PROBLEM STATEMENT —
Each record that follows should be repeated exactly, minus any images.

RECORD EXCERPTS —
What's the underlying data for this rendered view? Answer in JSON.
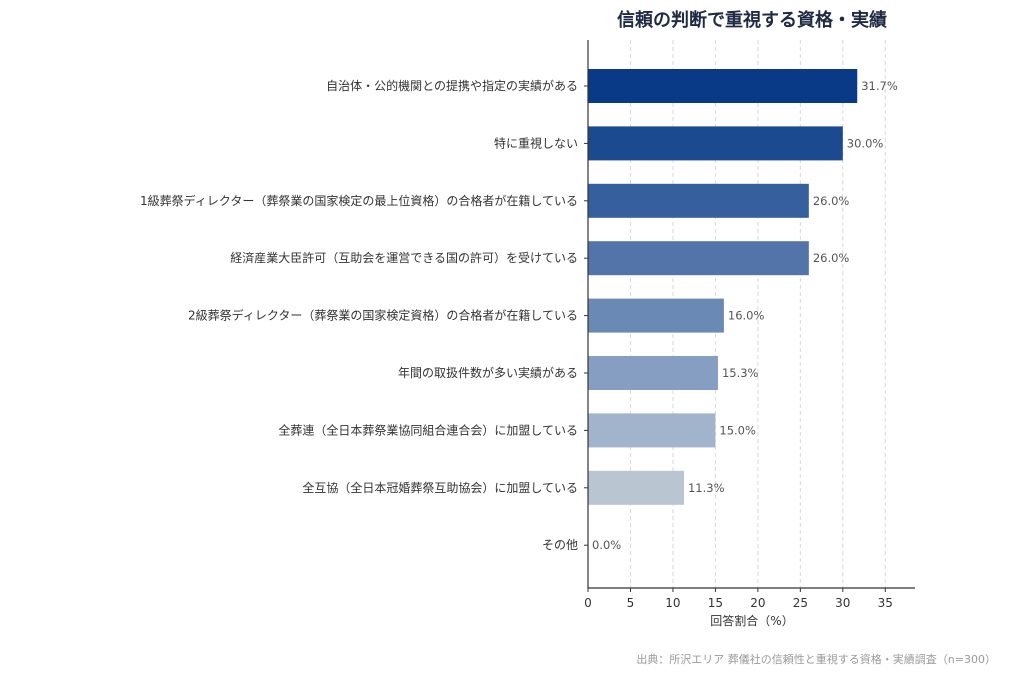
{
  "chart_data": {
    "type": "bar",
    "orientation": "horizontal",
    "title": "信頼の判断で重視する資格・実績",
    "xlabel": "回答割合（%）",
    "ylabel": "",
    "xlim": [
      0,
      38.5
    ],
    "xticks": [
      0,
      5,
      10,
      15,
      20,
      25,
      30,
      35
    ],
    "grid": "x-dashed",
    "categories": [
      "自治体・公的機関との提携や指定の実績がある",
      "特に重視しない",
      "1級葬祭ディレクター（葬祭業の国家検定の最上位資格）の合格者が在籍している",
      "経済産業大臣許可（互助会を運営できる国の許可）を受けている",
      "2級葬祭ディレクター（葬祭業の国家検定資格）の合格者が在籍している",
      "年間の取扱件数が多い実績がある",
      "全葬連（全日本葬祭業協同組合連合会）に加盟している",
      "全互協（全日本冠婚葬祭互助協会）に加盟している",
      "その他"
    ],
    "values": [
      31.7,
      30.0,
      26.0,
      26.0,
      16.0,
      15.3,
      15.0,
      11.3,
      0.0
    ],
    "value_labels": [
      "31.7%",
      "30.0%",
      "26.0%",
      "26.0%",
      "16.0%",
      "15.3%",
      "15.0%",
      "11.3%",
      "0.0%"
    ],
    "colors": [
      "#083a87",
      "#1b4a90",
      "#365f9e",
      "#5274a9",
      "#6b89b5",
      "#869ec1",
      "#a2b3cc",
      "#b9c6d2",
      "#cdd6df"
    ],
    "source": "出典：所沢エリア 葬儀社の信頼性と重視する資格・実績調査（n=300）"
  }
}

THE RESPONSE —
What's the underlying data for this rendered view? Answer in JSON.
{
  "chart_data": {
    "type": "bar",
    "orientation": "horizontal",
    "title": "信頼の判断で重視する資格・実績",
    "xlabel": "回答割合（%）",
    "ylabel": "",
    "xlim": [
      0,
      38.5
    ],
    "xticks": [
      0,
      5,
      10,
      15,
      20,
      25,
      30,
      35
    ],
    "grid": "x-dashed",
    "categories": [
      "自治体・公的機関との提携や指定の実績がある",
      "特に重視しない",
      "1級葬祭ディレクター（葬祭業の国家検定の最上位資格）の合格者が在籍している",
      "経済産業大臣許可（互助会を運営できる国の許可）を受けている",
      "2級葬祭ディレクター（葬祭業の国家検定資格）の合格者が在籍している",
      "年間の取扱件数が多い実績がある",
      "全葬連（全日本葬祭業協同組合連合会）に加盟している",
      "全互協（全日本冠婚葬祭互助協会）に加盟している",
      "その他"
    ],
    "values": [
      31.7,
      30.0,
      26.0,
      26.0,
      16.0,
      15.3,
      15.0,
      11.3,
      0.0
    ],
    "value_labels": [
      "31.7%",
      "30.0%",
      "26.0%",
      "26.0%",
      "16.0%",
      "15.3%",
      "15.0%",
      "11.3%",
      "0.0%"
    ],
    "colors": [
      "#083a87",
      "#1b4a90",
      "#365f9e",
      "#5274a9",
      "#6b89b5",
      "#869ec1",
      "#a2b3cc",
      "#b9c6d2",
      "#cdd6df"
    ],
    "source": "出典：所沢エリア 葬儀社の信頼性と重視する資格・実績調査（n=300）"
  }
}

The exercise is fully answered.